Set exercise :: Your task is to extract every line from the material below exactly.

◆ ◆ ◆ ◆ ◆

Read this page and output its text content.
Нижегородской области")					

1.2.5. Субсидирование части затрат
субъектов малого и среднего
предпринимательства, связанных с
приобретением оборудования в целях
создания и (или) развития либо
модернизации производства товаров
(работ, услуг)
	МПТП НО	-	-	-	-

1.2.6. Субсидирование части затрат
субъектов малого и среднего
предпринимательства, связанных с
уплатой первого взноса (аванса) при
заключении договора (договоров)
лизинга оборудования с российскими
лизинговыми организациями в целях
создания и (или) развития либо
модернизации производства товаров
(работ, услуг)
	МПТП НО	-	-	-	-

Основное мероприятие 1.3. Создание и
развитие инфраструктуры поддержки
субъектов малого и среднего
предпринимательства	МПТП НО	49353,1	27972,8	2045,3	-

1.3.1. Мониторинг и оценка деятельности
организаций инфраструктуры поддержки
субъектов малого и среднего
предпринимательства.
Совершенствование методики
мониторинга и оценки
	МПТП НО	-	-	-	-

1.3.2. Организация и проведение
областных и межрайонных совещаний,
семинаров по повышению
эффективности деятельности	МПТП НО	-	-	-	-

◆ ◆ ◆ ◆ ◆

Exercise solution ::
Read this page and output its text content.
Нижегородской области")					

1.2.5. Субсидирование части затрат
субъектов малого и среднего
предпринимательства, связанных с
приобретением оборудования в целях
создания и (или) развития либо
модернизации производства товаров
(работ, услуг)
	МПТП НО	-	-	-	-

1.2.6. Субсидирование части затрат
субъектов малого и среднего
предпринимательства, связанных с
уплатой первого взноса (аванса) при
заключении договора (договоров)
лизинга оборудования с российскими
лизинговыми организациями в целях
создания и (или) развития либо
модернизации производства товаров
(работ, услуг)
	МПТП НО	-	-	-	-

Основное мероприятие 1.3. Создание и
развитие инфраструктуры поддержки
субъектов малого и среднего
предпринимательства	МПТП НО	49353,1	27972,8	2045,3	-

1.3.1. Мониторинг и оценка деятельности
организаций инфраструктуры поддержки
субъектов малого и среднего
предпринимательства.
Совершенствование методики
мониторинга и оценки
	МПТП НО	-	-	-	-

1.3.2. Организация и проведение
областных и межрайонных совещаний,
семинаров по повышению
эффективности деятельности	МПТП НО	-	-	-	-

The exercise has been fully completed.